:: The problem ::
Comb through the entries for "this" and pull out each line that holds it.

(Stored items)

****************

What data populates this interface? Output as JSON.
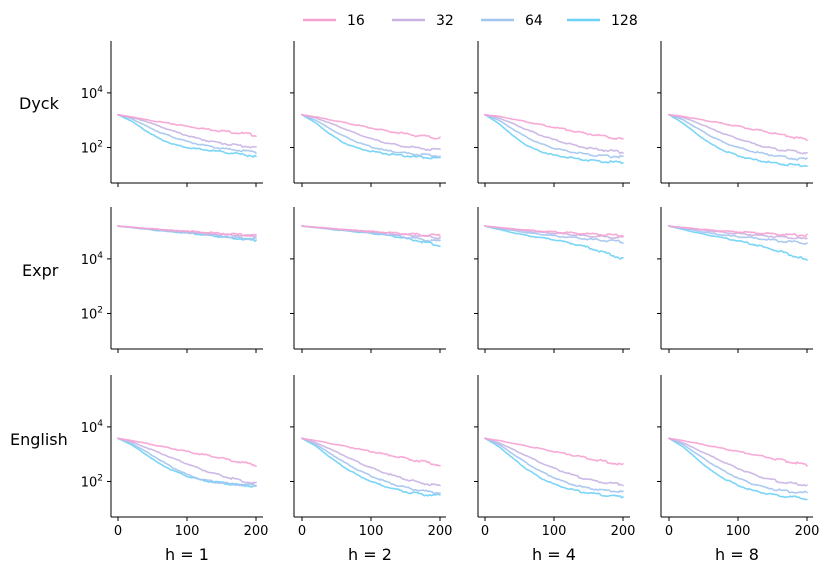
{
  "chart_data": {
    "type": "line",
    "layout": "grid",
    "rows": [
      "Dyck",
      "Expr",
      "English"
    ],
    "cols": [
      "h = 1",
      "h = 2",
      "h = 4",
      "h = 8"
    ],
    "legend": [
      {
        "name": "16",
        "color": "#f7a1d2"
      },
      {
        "name": "32",
        "color": "#c9b3e3"
      },
      {
        "name": "64",
        "color": "#a3c4ee"
      },
      {
        "name": "128",
        "color": "#6dd0f5"
      }
    ],
    "x_ticks": [
      "0",
      "100",
      "200"
    ],
    "x_tick_values": [
      0,
      100,
      200
    ],
    "xlim": [
      -10,
      210
    ],
    "y_scale": "log",
    "y_ticks": [
      "10^4",
      "10^2"
    ],
    "y_tick_labels": [
      {
        "base": "10",
        "exp": "4"
      },
      {
        "base": "10",
        "exp": "2"
      }
    ],
    "y_tick_values": [
      4,
      2
    ],
    "ylim_log10": [
      0.7,
      5.9
    ],
    "x": [
      0,
      20,
      40,
      60,
      80,
      100,
      120,
      140,
      160,
      180,
      200
    ],
    "panels": [
      [
        {
          "series": [
            [
              3.2,
              3.12,
              3.02,
              2.94,
              2.86,
              2.78,
              2.7,
              2.64,
              2.58,
              2.52,
              2.45
            ],
            [
              3.2,
              3.1,
              2.96,
              2.78,
              2.6,
              2.44,
              2.3,
              2.2,
              2.12,
              2.06,
              2.0
            ],
            [
              3.2,
              3.05,
              2.8,
              2.56,
              2.38,
              2.22,
              2.1,
              2.0,
              1.93,
              1.88,
              1.84
            ],
            [
              3.2,
              2.96,
              2.62,
              2.32,
              2.12,
              2.0,
              1.93,
              1.87,
              1.81,
              1.74,
              1.68
            ]
          ]
        },
        {
          "series": [
            [
              3.2,
              3.12,
              3.02,
              2.92,
              2.82,
              2.72,
              2.62,
              2.54,
              2.46,
              2.4,
              2.33
            ],
            [
              3.2,
              3.08,
              2.9,
              2.7,
              2.5,
              2.32,
              2.18,
              2.08,
              2.0,
              1.95,
              1.9
            ],
            [
              3.2,
              3.0,
              2.7,
              2.42,
              2.2,
              2.02,
              1.9,
              1.82,
              1.76,
              1.72,
              1.7
            ],
            [
              3.2,
              2.9,
              2.5,
              2.18,
              1.98,
              1.86,
              1.78,
              1.72,
              1.67,
              1.63,
              1.6
            ]
          ]
        },
        {
          "series": [
            [
              3.2,
              3.14,
              3.04,
              2.94,
              2.84,
              2.74,
              2.64,
              2.54,
              2.46,
              2.38,
              2.3
            ],
            [
              3.2,
              3.08,
              2.88,
              2.66,
              2.46,
              2.28,
              2.14,
              2.02,
              1.94,
              1.88,
              1.82
            ],
            [
              3.2,
              3.0,
              2.68,
              2.38,
              2.14,
              1.98,
              1.86,
              1.78,
              1.72,
              1.68,
              1.66
            ],
            [
              3.2,
              2.88,
              2.44,
              2.08,
              1.86,
              1.72,
              1.64,
              1.56,
              1.5,
              1.47,
              1.44
            ]
          ]
        },
        {
          "series": [
            [
              3.2,
              3.14,
              3.05,
              2.96,
              2.87,
              2.78,
              2.68,
              2.58,
              2.48,
              2.38,
              2.28
            ],
            [
              3.2,
              3.1,
              2.92,
              2.7,
              2.5,
              2.32,
              2.16,
              2.02,
              1.92,
              1.86,
              1.8
            ],
            [
              3.2,
              3.02,
              2.72,
              2.42,
              2.18,
              2.0,
              1.86,
              1.76,
              1.68,
              1.6,
              1.56
            ],
            [
              3.2,
              2.9,
              2.5,
              2.14,
              1.88,
              1.7,
              1.56,
              1.48,
              1.4,
              1.36,
              1.34
            ]
          ]
        }
      ],
      [
        {
          "series": [
            [
              5.2,
              5.16,
              5.12,
              5.08,
              5.04,
              5.02,
              4.98,
              4.94,
              4.9,
              4.88,
              4.86
            ],
            [
              5.2,
              5.16,
              5.11,
              5.07,
              5.03,
              5.0,
              4.96,
              4.92,
              4.88,
              4.85,
              4.83
            ],
            [
              5.2,
              5.15,
              5.1,
              5.05,
              5.0,
              4.96,
              4.92,
              4.86,
              4.8,
              4.76,
              4.72
            ],
            [
              5.2,
              5.15,
              5.09,
              5.04,
              4.99,
              4.95,
              4.9,
              4.84,
              4.78,
              4.73,
              4.68
            ]
          ]
        },
        {
          "series": [
            [
              5.2,
              5.16,
              5.12,
              5.08,
              5.04,
              5.0,
              4.97,
              4.94,
              4.9,
              4.88,
              4.86
            ],
            [
              5.2,
              5.16,
              5.11,
              5.07,
              5.03,
              4.99,
              4.95,
              4.9,
              4.86,
              4.82,
              4.79
            ],
            [
              5.2,
              5.15,
              5.1,
              5.05,
              5.0,
              4.96,
              4.9,
              4.84,
              4.76,
              4.7,
              4.64
            ],
            [
              5.2,
              5.15,
              5.09,
              5.04,
              4.99,
              4.94,
              4.88,
              4.8,
              4.7,
              4.6,
              4.48
            ]
          ]
        },
        {
          "series": [
            [
              5.2,
              5.15,
              5.1,
              5.06,
              5.02,
              4.99,
              4.96,
              4.93,
              4.9,
              4.88,
              4.86
            ],
            [
              5.2,
              5.14,
              5.08,
              5.02,
              4.98,
              4.94,
              4.9,
              4.86,
              4.82,
              4.8,
              4.78
            ],
            [
              5.2,
              5.12,
              5.04,
              4.96,
              4.9,
              4.85,
              4.8,
              4.75,
              4.7,
              4.66,
              4.62
            ],
            [
              5.2,
              5.08,
              4.96,
              4.86,
              4.78,
              4.7,
              4.6,
              4.48,
              4.34,
              4.18,
              4.0
            ]
          ]
        },
        {
          "series": [
            [
              5.2,
              5.15,
              5.1,
              5.06,
              5.02,
              4.99,
              4.96,
              4.93,
              4.9,
              4.88,
              4.86
            ],
            [
              5.2,
              5.14,
              5.08,
              5.02,
              4.97,
              4.93,
              4.88,
              4.84,
              4.8,
              4.76,
              4.72
            ],
            [
              5.2,
              5.12,
              5.03,
              4.94,
              4.87,
              4.82,
              4.77,
              4.72,
              4.66,
              4.62,
              4.58
            ],
            [
              5.2,
              5.08,
              4.96,
              4.86,
              4.76,
              4.66,
              4.55,
              4.42,
              4.28,
              4.12,
              3.94
            ]
          ]
        }
      ],
      [
        {
          "series": [
            [
              3.58,
              3.5,
              3.4,
              3.3,
              3.2,
              3.1,
              3.0,
              2.9,
              2.8,
              2.7,
              2.6
            ],
            [
              3.58,
              3.45,
              3.25,
              3.05,
              2.85,
              2.65,
              2.45,
              2.28,
              2.14,
              2.02,
              1.92
            ],
            [
              3.58,
              3.4,
              3.1,
              2.8,
              2.5,
              2.26,
              2.08,
              1.98,
              1.92,
              1.88,
              1.86
            ],
            [
              3.58,
              3.34,
              3.0,
              2.65,
              2.4,
              2.2,
              2.06,
              1.98,
              1.92,
              1.87,
              1.83
            ]
          ]
        },
        {
          "series": [
            [
              3.58,
              3.5,
              3.4,
              3.3,
              3.2,
              3.1,
              3.0,
              2.9,
              2.8,
              2.7,
              2.6
            ],
            [
              3.58,
              3.42,
              3.2,
              2.96,
              2.72,
              2.5,
              2.32,
              2.16,
              2.02,
              1.92,
              1.84
            ],
            [
              3.58,
              3.36,
              3.04,
              2.72,
              2.44,
              2.2,
              2.0,
              1.84,
              1.72,
              1.64,
              1.58
            ],
            [
              3.58,
              3.3,
              2.9,
              2.54,
              2.24,
              2.0,
              1.82,
              1.68,
              1.58,
              1.52,
              1.48
            ]
          ]
        },
        {
          "series": [
            [
              3.58,
              3.5,
              3.4,
              3.3,
              3.2,
              3.1,
              3.0,
              2.9,
              2.8,
              2.7,
              2.6
            ],
            [
              3.58,
              3.42,
              3.18,
              2.94,
              2.7,
              2.48,
              2.3,
              2.14,
              2.02,
              1.94,
              1.9
            ],
            [
              3.58,
              3.36,
              3.02,
              2.68,
              2.38,
              2.14,
              1.94,
              1.8,
              1.72,
              1.66,
              1.62
            ],
            [
              3.58,
              3.28,
              2.86,
              2.46,
              2.14,
              1.9,
              1.74,
              1.62,
              1.54,
              1.48,
              1.44
            ]
          ]
        },
        {
          "series": [
            [
              3.58,
              3.5,
              3.4,
              3.3,
              3.2,
              3.1,
              3.0,
              2.9,
              2.8,
              2.7,
              2.6
            ],
            [
              3.58,
              3.42,
              3.18,
              2.94,
              2.7,
              2.48,
              2.28,
              2.12,
              2.0,
              1.92,
              1.88
            ],
            [
              3.58,
              3.36,
              3.02,
              2.68,
              2.38,
              2.12,
              1.92,
              1.78,
              1.68,
              1.62,
              1.58
            ],
            [
              3.58,
              3.28,
              2.84,
              2.42,
              2.1,
              1.86,
              1.68,
              1.56,
              1.48,
              1.42,
              1.38
            ]
          ]
        }
      ]
    ]
  }
}
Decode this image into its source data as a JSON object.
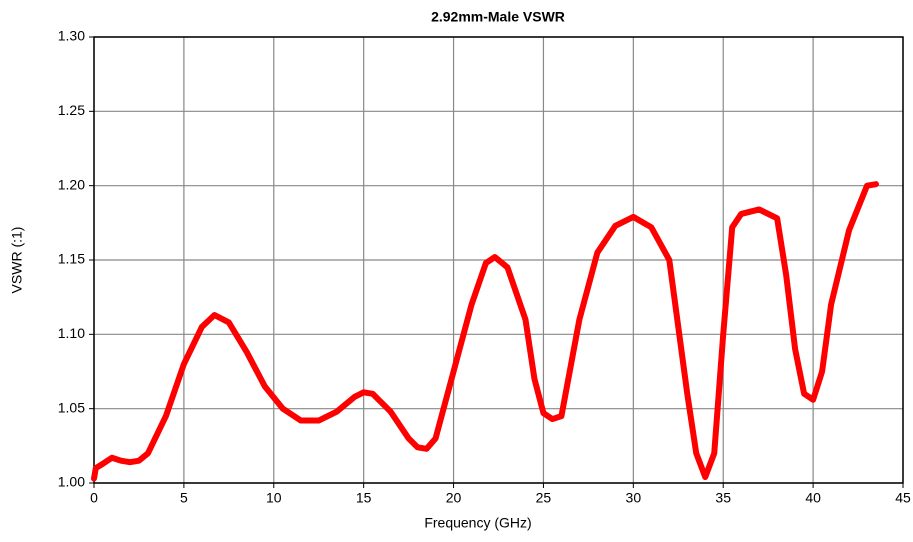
{
  "chart_data": {
    "type": "line",
    "title": "2.92mm-Male VSWR",
    "x_label": "Frequency (GHz)",
    "y_label": "VSWR (:1)",
    "x": [
      0,
      0.1,
      0.5,
      1,
      1.5,
      2,
      2.5,
      3,
      4,
      5,
      6,
      6.7,
      7.5,
      8.5,
      9.5,
      10.5,
      11.5,
      12.5,
      13.5,
      14.5,
      15,
      15.5,
      16.5,
      17.5,
      18,
      18.5,
      19,
      20,
      21,
      21.8,
      22.3,
      23,
      24,
      24.5,
      25,
      25.5,
      26,
      27,
      28,
      29,
      30,
      31,
      32,
      33,
      33.5,
      34,
      34.5,
      35,
      35.5,
      36,
      37,
      38,
      38.5,
      39,
      39.5,
      40,
      40.5,
      41,
      42,
      43,
      43.5
    ],
    "series": [
      {
        "name": "VSWR",
        "color": "#ff0000",
        "values": [
          1.003,
          1.01,
          1.013,
          1.017,
          1.015,
          1.014,
          1.015,
          1.02,
          1.045,
          1.08,
          1.105,
          1.113,
          1.108,
          1.088,
          1.065,
          1.05,
          1.042,
          1.042,
          1.048,
          1.058,
          1.061,
          1.06,
          1.048,
          1.03,
          1.024,
          1.023,
          1.03,
          1.075,
          1.12,
          1.148,
          1.152,
          1.145,
          1.11,
          1.07,
          1.047,
          1.043,
          1.045,
          1.11,
          1.155,
          1.173,
          1.179,
          1.172,
          1.15,
          1.06,
          1.02,
          1.004,
          1.02,
          1.1,
          1.172,
          1.181,
          1.184,
          1.178,
          1.14,
          1.09,
          1.06,
          1.056,
          1.075,
          1.12,
          1.17,
          1.2,
          1.201
        ]
      }
    ],
    "xlim": [
      0,
      45
    ],
    "xticks": [
      0,
      5,
      10,
      15,
      20,
      25,
      30,
      35,
      40,
      45
    ],
    "ylim": [
      1.0,
      1.3
    ],
    "yticks": [
      {
        "value": 1.0,
        "label": "1.00"
      },
      {
        "value": 1.05,
        "label": "1.05"
      },
      {
        "value": 1.1,
        "label": "1.10"
      },
      {
        "value": 1.15,
        "label": "1.15"
      },
      {
        "value": 1.2,
        "label": "1.20"
      },
      {
        "value": 1.25,
        "label": "1.25"
      },
      {
        "value": 1.3,
        "label": "1.30"
      }
    ],
    "grid": true
  }
}
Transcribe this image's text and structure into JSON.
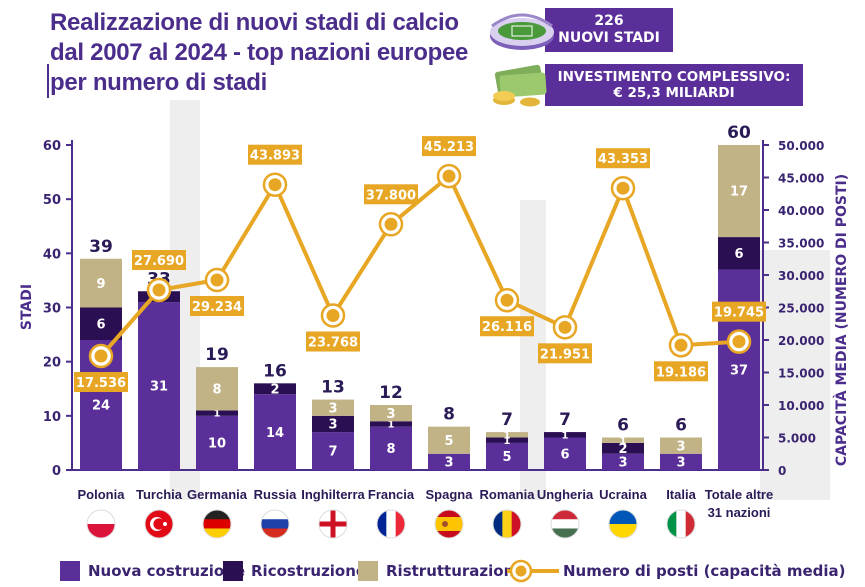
{
  "title": {
    "line1": "Realizzazione di nuovi stadi di calcio",
    "line2": "dal 2007 al 2024 - top nazioni europee",
    "line3": "per numero di stadi"
  },
  "info": {
    "stadiums_count": "226",
    "stadiums_label": "NUOVI STADI",
    "investment_label": "INVESTIMENTO COMPLESSIVO:",
    "investment_value": "€ 25,3 MILIARDI"
  },
  "legend": {
    "new": "Nuova costruzione",
    "rebuild": "Ricostruzione",
    "renovation": "Ristrutturazione",
    "seats": "Numero di posti (capacità media)"
  },
  "colors": {
    "new": "#5b2f99",
    "rebuild": "#2a0f52",
    "renovation": "#c2b387",
    "line": "#e7a624",
    "title": "#4b2d8c"
  },
  "chart_data": {
    "type": "bar",
    "stacked": true,
    "ylabel": "STADI",
    "y2label": "CAPACITÀ MEDIA (NUMERO DI POSTI)",
    "ylim": [
      0,
      60
    ],
    "y2lim": [
      0,
      50000
    ],
    "yticks": [
      "0",
      "10",
      "20",
      "30",
      "40",
      "50",
      "60"
    ],
    "y2ticks": [
      "0",
      "5.000",
      "10.000",
      "15.000",
      "20.000",
      "25.000",
      "30.000",
      "35.000",
      "40.000",
      "45.000",
      "50.000"
    ],
    "categories": [
      "Polonia",
      "Turchia",
      "Germania",
      "Russia",
      "Inghilterra",
      "Francia",
      "Spagna",
      "Romania",
      "Ungheria",
      "Ucraina",
      "Italia",
      "Totale altre 31 nazioni"
    ],
    "totals": [
      39,
      33,
      19,
      16,
      13,
      12,
      8,
      7,
      7,
      6,
      6,
      60
    ],
    "series": [
      {
        "name": "Nuova costruzione",
        "values": [
          24,
          31,
          10,
          14,
          7,
          8,
          3,
          5,
          6,
          3,
          3,
          37
        ]
      },
      {
        "name": "Ricostruzione",
        "values": [
          6,
          2,
          1,
          2,
          3,
          1,
          0,
          1,
          1,
          2,
          0,
          6
        ]
      },
      {
        "name": "Ristrutturazione",
        "values": [
          9,
          0,
          8,
          0,
          3,
          3,
          5,
          1,
          0,
          1,
          3,
          17
        ]
      }
    ],
    "line_series": {
      "name": "Numero di posti (capacità media)",
      "values": [
        17536,
        27690,
        29234,
        43893,
        23768,
        37800,
        45213,
        26116,
        21951,
        43353,
        19186,
        19745
      ],
      "labels": [
        "17.536",
        "27.690",
        "29.234",
        "43.893",
        "23.768",
        "37.800",
        "45.213",
        "26.116",
        "21.951",
        "43.353",
        "19.186",
        "19.745"
      ]
    }
  }
}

****************

:: Exercise answer ::
What data populates this interface? Output as JSON.
Decode this image into its source data as a JSON object.
Transcribe this image's text and structure into JSON.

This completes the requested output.